Directions ▸ Pull every line that holds the word "CODE" from the entries.

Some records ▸
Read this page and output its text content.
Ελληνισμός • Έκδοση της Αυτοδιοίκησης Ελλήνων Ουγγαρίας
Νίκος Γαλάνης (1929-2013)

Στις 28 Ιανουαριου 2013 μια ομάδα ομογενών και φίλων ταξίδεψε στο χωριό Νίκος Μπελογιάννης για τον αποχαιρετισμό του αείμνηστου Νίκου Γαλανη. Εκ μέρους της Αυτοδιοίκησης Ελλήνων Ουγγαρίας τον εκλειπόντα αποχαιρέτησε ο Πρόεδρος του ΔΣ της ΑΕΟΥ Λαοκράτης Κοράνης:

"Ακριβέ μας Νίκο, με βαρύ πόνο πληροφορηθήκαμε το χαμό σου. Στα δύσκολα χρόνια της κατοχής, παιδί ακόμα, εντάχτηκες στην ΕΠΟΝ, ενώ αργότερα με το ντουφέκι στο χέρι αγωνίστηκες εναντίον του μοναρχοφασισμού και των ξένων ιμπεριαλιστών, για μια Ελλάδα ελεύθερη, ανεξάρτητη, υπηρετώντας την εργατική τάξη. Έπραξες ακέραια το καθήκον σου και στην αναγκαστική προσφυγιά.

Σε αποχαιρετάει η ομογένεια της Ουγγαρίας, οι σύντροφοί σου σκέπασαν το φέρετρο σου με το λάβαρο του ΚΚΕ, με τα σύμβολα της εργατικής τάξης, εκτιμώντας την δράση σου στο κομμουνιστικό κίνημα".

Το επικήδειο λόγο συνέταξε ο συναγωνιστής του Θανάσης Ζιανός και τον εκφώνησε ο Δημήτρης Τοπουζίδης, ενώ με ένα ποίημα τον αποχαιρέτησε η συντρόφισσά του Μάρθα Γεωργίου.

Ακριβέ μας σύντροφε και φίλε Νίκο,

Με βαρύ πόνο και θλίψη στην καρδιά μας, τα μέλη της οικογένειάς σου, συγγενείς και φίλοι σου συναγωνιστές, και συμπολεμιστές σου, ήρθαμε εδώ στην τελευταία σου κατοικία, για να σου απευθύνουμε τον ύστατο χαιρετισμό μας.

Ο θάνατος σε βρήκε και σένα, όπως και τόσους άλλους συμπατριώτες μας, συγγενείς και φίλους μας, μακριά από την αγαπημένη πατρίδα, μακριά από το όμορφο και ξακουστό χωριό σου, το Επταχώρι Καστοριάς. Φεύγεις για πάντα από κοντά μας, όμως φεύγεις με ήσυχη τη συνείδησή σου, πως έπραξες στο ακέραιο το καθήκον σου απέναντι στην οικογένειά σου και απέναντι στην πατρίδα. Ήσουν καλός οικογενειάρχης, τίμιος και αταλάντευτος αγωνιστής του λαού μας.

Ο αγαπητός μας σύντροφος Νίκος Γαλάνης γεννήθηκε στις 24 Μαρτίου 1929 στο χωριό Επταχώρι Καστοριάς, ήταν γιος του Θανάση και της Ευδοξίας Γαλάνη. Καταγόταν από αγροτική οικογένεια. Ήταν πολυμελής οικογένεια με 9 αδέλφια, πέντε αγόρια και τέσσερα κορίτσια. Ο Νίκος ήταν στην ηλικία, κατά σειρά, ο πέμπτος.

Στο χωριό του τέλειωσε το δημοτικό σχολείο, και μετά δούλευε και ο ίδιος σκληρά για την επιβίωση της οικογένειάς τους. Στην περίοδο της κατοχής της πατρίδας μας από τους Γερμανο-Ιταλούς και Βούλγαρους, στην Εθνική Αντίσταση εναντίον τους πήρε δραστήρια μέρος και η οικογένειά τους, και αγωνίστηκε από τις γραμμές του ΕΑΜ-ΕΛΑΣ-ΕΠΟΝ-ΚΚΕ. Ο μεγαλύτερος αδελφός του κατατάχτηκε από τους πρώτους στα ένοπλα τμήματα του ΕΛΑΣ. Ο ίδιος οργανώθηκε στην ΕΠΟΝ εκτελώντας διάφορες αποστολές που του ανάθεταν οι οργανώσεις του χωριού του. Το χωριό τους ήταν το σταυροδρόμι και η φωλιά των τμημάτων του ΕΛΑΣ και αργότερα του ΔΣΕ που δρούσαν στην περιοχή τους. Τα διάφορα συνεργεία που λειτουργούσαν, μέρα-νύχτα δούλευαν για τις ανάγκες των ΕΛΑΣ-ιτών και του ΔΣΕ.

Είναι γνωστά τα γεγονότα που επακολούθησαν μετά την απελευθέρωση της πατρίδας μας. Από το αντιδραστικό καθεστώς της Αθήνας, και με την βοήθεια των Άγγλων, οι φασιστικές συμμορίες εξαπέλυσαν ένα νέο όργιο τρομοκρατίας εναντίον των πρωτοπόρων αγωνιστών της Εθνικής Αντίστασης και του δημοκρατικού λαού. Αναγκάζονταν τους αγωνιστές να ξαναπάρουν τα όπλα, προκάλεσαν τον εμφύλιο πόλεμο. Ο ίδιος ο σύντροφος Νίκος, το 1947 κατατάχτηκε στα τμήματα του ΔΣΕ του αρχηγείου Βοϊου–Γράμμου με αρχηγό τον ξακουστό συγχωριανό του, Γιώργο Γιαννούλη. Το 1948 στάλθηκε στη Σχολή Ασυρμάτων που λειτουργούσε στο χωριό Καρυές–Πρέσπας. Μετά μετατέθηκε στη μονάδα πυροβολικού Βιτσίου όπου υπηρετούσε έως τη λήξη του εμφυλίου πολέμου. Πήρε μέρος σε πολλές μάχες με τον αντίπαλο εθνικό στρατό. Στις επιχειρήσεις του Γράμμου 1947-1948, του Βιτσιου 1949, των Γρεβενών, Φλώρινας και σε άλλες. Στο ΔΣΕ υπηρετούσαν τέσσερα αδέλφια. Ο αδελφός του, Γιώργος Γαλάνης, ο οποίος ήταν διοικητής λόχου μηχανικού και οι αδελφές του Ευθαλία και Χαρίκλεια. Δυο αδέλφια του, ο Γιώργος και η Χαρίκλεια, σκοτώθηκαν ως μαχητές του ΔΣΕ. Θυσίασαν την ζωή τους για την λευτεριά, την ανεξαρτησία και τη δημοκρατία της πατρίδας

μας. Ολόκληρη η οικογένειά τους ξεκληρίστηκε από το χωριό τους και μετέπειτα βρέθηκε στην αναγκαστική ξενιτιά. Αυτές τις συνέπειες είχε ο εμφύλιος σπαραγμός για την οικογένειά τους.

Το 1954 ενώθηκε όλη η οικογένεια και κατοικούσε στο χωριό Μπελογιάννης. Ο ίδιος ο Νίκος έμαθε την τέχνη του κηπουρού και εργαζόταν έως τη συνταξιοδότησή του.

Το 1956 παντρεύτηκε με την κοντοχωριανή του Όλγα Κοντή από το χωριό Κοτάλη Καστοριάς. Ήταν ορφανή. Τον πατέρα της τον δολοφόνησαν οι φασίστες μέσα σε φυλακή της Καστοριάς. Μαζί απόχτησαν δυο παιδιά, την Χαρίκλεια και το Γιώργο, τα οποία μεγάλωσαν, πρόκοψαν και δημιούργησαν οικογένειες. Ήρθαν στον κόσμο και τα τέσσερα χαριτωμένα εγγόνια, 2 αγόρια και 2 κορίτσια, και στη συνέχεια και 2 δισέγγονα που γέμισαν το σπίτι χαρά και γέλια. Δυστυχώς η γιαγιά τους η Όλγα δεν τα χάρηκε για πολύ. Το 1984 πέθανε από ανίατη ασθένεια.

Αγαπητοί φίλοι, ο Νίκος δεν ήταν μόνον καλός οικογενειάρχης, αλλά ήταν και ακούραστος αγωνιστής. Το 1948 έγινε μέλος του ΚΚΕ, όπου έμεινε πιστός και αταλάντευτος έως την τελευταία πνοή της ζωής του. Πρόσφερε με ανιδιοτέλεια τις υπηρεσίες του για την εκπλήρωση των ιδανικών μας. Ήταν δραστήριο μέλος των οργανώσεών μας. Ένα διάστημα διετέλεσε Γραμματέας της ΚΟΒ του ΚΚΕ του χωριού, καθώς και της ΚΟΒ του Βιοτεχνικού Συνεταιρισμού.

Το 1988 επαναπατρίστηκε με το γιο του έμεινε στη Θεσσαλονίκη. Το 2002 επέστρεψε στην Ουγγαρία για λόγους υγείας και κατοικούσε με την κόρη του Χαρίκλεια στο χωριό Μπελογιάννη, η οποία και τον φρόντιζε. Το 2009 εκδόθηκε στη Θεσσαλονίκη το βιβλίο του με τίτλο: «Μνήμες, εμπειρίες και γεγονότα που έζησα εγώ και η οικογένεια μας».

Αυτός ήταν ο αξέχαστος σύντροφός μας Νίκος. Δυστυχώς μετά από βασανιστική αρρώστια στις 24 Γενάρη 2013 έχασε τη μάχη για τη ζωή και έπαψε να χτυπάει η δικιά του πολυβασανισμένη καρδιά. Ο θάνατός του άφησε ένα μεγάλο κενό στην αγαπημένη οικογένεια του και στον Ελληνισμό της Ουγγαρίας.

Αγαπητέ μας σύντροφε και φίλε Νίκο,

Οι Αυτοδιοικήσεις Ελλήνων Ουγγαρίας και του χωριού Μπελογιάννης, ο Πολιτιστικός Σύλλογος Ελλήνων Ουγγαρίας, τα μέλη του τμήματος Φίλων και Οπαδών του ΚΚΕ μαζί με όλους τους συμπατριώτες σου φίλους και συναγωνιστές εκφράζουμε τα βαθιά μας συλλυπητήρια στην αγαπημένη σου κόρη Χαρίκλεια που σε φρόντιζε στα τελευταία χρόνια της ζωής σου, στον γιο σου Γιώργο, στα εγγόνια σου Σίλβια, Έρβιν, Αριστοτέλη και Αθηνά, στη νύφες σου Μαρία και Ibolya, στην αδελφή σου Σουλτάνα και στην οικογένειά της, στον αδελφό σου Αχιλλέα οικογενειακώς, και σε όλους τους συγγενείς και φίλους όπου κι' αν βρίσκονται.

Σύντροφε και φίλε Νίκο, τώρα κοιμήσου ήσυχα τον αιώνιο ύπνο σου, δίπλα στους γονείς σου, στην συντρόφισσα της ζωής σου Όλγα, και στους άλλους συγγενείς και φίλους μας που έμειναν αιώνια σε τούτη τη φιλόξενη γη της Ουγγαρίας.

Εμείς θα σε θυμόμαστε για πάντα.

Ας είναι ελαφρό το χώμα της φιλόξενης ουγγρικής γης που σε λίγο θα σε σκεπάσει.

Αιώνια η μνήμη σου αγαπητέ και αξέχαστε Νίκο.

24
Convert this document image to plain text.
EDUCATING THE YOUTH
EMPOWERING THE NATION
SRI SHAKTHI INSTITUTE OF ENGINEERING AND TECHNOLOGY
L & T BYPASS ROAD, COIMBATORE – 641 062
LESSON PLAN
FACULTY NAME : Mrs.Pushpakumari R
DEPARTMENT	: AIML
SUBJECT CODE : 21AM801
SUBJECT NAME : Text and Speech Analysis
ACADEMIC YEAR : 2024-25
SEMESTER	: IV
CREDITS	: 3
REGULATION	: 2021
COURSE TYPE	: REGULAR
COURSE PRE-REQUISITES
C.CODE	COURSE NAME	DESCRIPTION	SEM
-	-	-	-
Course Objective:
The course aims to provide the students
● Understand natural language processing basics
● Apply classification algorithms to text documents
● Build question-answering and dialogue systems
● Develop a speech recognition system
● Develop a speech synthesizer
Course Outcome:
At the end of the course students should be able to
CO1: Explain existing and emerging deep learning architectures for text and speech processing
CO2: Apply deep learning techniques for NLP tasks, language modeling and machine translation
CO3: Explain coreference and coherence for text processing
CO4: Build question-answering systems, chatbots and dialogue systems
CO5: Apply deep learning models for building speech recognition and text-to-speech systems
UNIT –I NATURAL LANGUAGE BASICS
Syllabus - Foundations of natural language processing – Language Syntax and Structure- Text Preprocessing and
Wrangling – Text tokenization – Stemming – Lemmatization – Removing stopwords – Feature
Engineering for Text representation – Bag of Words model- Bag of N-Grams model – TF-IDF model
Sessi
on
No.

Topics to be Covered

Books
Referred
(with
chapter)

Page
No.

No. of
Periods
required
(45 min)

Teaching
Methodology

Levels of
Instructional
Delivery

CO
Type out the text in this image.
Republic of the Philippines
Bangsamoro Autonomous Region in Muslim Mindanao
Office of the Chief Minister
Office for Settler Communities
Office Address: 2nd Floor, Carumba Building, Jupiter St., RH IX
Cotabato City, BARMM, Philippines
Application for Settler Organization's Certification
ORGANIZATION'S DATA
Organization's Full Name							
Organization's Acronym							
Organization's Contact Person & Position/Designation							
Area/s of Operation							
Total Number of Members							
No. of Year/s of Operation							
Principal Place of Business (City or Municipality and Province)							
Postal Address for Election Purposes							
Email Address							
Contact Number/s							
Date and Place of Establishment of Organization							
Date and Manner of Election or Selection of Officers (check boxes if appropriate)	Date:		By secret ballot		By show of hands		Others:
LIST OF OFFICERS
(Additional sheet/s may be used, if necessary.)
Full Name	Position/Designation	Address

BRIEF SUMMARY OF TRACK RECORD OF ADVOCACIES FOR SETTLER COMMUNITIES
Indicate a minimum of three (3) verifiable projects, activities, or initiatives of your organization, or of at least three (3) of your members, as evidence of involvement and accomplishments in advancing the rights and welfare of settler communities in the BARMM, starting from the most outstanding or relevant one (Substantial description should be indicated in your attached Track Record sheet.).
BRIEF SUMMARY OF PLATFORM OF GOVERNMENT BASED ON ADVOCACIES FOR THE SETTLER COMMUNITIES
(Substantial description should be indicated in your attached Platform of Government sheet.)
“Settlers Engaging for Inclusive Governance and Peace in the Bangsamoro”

Written answer ▸
SUBJECT CODE : 21AM801
C.CODE	COURSE NAME	DESCRIPTION	SEM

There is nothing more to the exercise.